Your objective:
Please transcribe the data below exactly. Leave the pictures out.

[BEGIN]

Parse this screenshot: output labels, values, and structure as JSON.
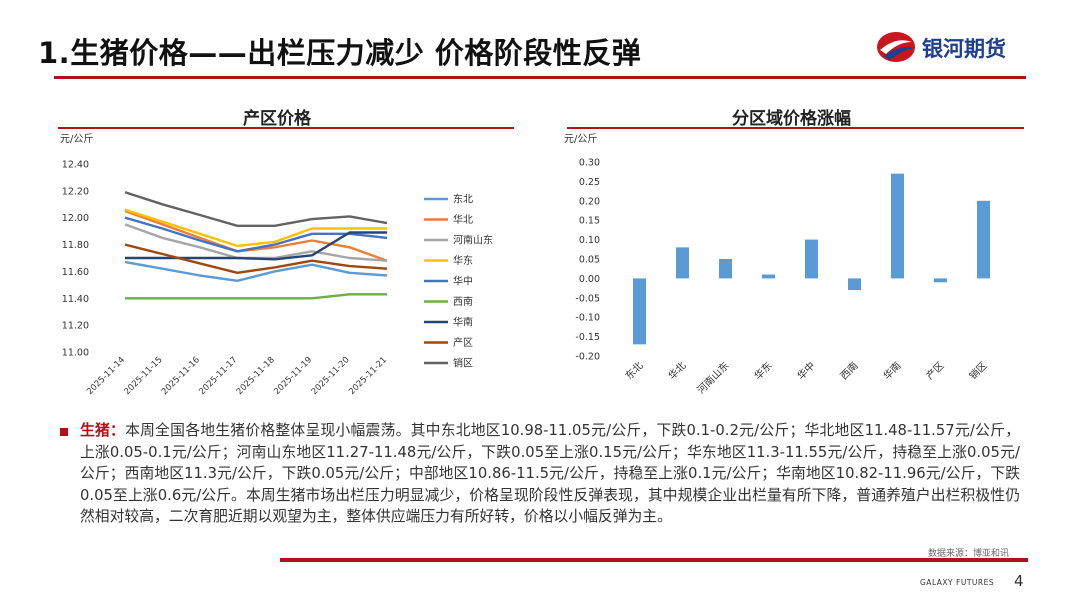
{
  "header": {
    "title": "1.生猪价格——出栏压力减少 价格阶段性反弹",
    "logo_text": "银河期货"
  },
  "chart_data": [
    {
      "type": "line",
      "title": "产区价格",
      "ylabel": "元/公斤",
      "ylim": [
        11.0,
        12.4
      ],
      "yticks": [
        "11.00",
        "11.20",
        "11.40",
        "11.60",
        "11.80",
        "12.00",
        "12.20",
        "12.40"
      ],
      "grid": false,
      "legend_position": "right",
      "x": [
        "2025-11-14",
        "2025-11-15",
        "2025-11-16",
        "2025-11-17",
        "2025-11-18",
        "2025-11-19",
        "2025-11-20",
        "2025-11-21"
      ],
      "series": [
        {
          "name": "东北",
          "color": "#5b9bd5",
          "values": [
            11.67,
            11.62,
            11.57,
            11.53,
            11.6,
            11.65,
            11.59,
            11.57
          ]
        },
        {
          "name": "华北",
          "color": "#ed7d31",
          "values": [
            12.05,
            11.95,
            11.85,
            11.75,
            11.78,
            11.83,
            11.78,
            11.68
          ]
        },
        {
          "name": "河南山东",
          "color": "#a5a5a5",
          "values": [
            11.95,
            11.85,
            11.78,
            11.7,
            11.7,
            11.75,
            11.7,
            11.68
          ]
        },
        {
          "name": "华东",
          "color": "#ffc000",
          "values": [
            12.06,
            11.97,
            11.88,
            11.79,
            11.82,
            11.92,
            11.92,
            11.92
          ]
        },
        {
          "name": "华中",
          "color": "#4472c4",
          "values": [
            12.0,
            11.92,
            11.83,
            11.75,
            11.8,
            11.88,
            11.88,
            11.85
          ]
        },
        {
          "name": "西南",
          "color": "#70ad47",
          "values": [
            11.4,
            11.4,
            11.4,
            11.4,
            11.4,
            11.4,
            11.43,
            11.43
          ]
        },
        {
          "name": "华南",
          "color": "#264478",
          "values": [
            11.7,
            11.7,
            11.7,
            11.7,
            11.69,
            11.72,
            11.89,
            11.89
          ]
        },
        {
          "name": "产区",
          "color": "#9e480e",
          "values": [
            11.8,
            11.73,
            11.66,
            11.59,
            11.63,
            11.68,
            11.64,
            11.62
          ]
        },
        {
          "name": "销区",
          "color": "#636363",
          "values": [
            12.19,
            12.1,
            12.02,
            11.94,
            11.94,
            11.99,
            12.01,
            11.96
          ]
        }
      ]
    },
    {
      "type": "bar",
      "title": "分区域价格涨幅",
      "ylabel": "元/公斤",
      "ylim": [
        -0.2,
        0.3
      ],
      "yticks": [
        "-0.20",
        "-0.15",
        "-0.10",
        "-0.05",
        "0.00",
        "0.05",
        "0.10",
        "0.15",
        "0.20",
        "0.25",
        "0.30"
      ],
      "grid": false,
      "color": "#5b9bd5",
      "categories": [
        "东北",
        "华北",
        "河南山东",
        "华东",
        "华中",
        "西南",
        "华南",
        "产区",
        "销区"
      ],
      "values": [
        -0.17,
        0.08,
        0.05,
        0.01,
        0.1,
        -0.03,
        0.27,
        -0.01,
        0.2
      ]
    }
  ],
  "analysis": {
    "label": "生猪：",
    "text": "本周全国各地生猪价格整体呈现小幅震荡。其中东北地区10.98-11.05元/公斤，下跌0.1-0.2元/公斤；华北地区11.48-11.57元/公斤，上涨0.05-0.1元/公斤；河南山东地区11.27-11.48元/公斤，下跌0.05至上涨0.15元/公斤；华东地区11.3-11.55元/公斤，持稳至上涨0.05元/公斤；西南地区11.3元/公斤，下跌0.05元/公斤；中部地区10.86-11.5元/公斤，持稳至上涨0.1元/公斤；华南地区10.82-11.96元/公斤，下跌0.05至上涨0.6元/公斤。本周生猪市场出栏压力明显减少，价格呈现阶段性反弹表现，其中规模企业出栏量有所下降，普通养殖户出栏积极性仍然相对较高，二次育肥近期以观望为主，整体供应端压力有所好转，价格以小幅反弹为主。"
  },
  "footer": {
    "source": "数据来源：博亚和讯",
    "brand_en": "GALAXY FUTURES",
    "page": "4"
  }
}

[END]

Complete answer:
Parse this screenshot: output labels, values, and structure as JSON.
{
  "header": {
    "title": "1.生猪价格——出栏压力减少 价格阶段性反弹",
    "logo_text": "银河期货"
  },
  "chart_data": [
    {
      "type": "line",
      "title": "产区价格",
      "ylabel": "元/公斤",
      "ylim": [
        11.0,
        12.4
      ],
      "yticks": [
        "11.00",
        "11.20",
        "11.40",
        "11.60",
        "11.80",
        "12.00",
        "12.20",
        "12.40"
      ],
      "grid": false,
      "legend_position": "right",
      "x": [
        "2025-11-14",
        "2025-11-15",
        "2025-11-16",
        "2025-11-17",
        "2025-11-18",
        "2025-11-19",
        "2025-11-20",
        "2025-11-21"
      ],
      "series": [
        {
          "name": "东北",
          "color": "#5b9bd5",
          "values": [
            11.67,
            11.62,
            11.57,
            11.53,
            11.6,
            11.65,
            11.59,
            11.57
          ]
        },
        {
          "name": "华北",
          "color": "#ed7d31",
          "values": [
            12.05,
            11.95,
            11.85,
            11.75,
            11.78,
            11.83,
            11.78,
            11.68
          ]
        },
        {
          "name": "河南山东",
          "color": "#a5a5a5",
          "values": [
            11.95,
            11.85,
            11.78,
            11.7,
            11.7,
            11.75,
            11.7,
            11.68
          ]
        },
        {
          "name": "华东",
          "color": "#ffc000",
          "values": [
            12.06,
            11.97,
            11.88,
            11.79,
            11.82,
            11.92,
            11.92,
            11.92
          ]
        },
        {
          "name": "华中",
          "color": "#4472c4",
          "values": [
            12.0,
            11.92,
            11.83,
            11.75,
            11.8,
            11.88,
            11.88,
            11.85
          ]
        },
        {
          "name": "西南",
          "color": "#70ad47",
          "values": [
            11.4,
            11.4,
            11.4,
            11.4,
            11.4,
            11.4,
            11.43,
            11.43
          ]
        },
        {
          "name": "华南",
          "color": "#264478",
          "values": [
            11.7,
            11.7,
            11.7,
            11.7,
            11.69,
            11.72,
            11.89,
            11.89
          ]
        },
        {
          "name": "产区",
          "color": "#9e480e",
          "values": [
            11.8,
            11.73,
            11.66,
            11.59,
            11.63,
            11.68,
            11.64,
            11.62
          ]
        },
        {
          "name": "销区",
          "color": "#636363",
          "values": [
            12.19,
            12.1,
            12.02,
            11.94,
            11.94,
            11.99,
            12.01,
            11.96
          ]
        }
      ]
    },
    {
      "type": "bar",
      "title": "分区域价格涨幅",
      "ylabel": "元/公斤",
      "ylim": [
        -0.2,
        0.3
      ],
      "yticks": [
        "-0.20",
        "-0.15",
        "-0.10",
        "-0.05",
        "0.00",
        "0.05",
        "0.10",
        "0.15",
        "0.20",
        "0.25",
        "0.30"
      ],
      "grid": false,
      "color": "#5b9bd5",
      "categories": [
        "东北",
        "华北",
        "河南山东",
        "华东",
        "华中",
        "西南",
        "华南",
        "产区",
        "销区"
      ],
      "values": [
        -0.17,
        0.08,
        0.05,
        0.01,
        0.1,
        -0.03,
        0.27,
        -0.01,
        0.2
      ]
    }
  ],
  "analysis": {
    "label": "生猪：",
    "text": "本周全国各地生猪价格整体呈现小幅震荡。其中东北地区10.98-11.05元/公斤，下跌0.1-0.2元/公斤；华北地区11.48-11.57元/公斤，上涨0.05-0.1元/公斤；河南山东地区11.27-11.48元/公斤，下跌0.05至上涨0.15元/公斤；华东地区11.3-11.55元/公斤，持稳至上涨0.05元/公斤；西南地区11.3元/公斤，下跌0.05元/公斤；中部地区10.86-11.5元/公斤，持稳至上涨0.1元/公斤；华南地区10.82-11.96元/公斤，下跌0.05至上涨0.6元/公斤。本周生猪市场出栏压力明显减少，价格呈现阶段性反弹表现，其中规模企业出栏量有所下降，普通养殖户出栏积极性仍然相对较高，二次育肥近期以观望为主，整体供应端压力有所好转，价格以小幅反弹为主。"
  },
  "footer": {
    "source": "数据来源：博亚和讯",
    "brand_en": "GALAXY FUTURES",
    "page": "4"
  }
}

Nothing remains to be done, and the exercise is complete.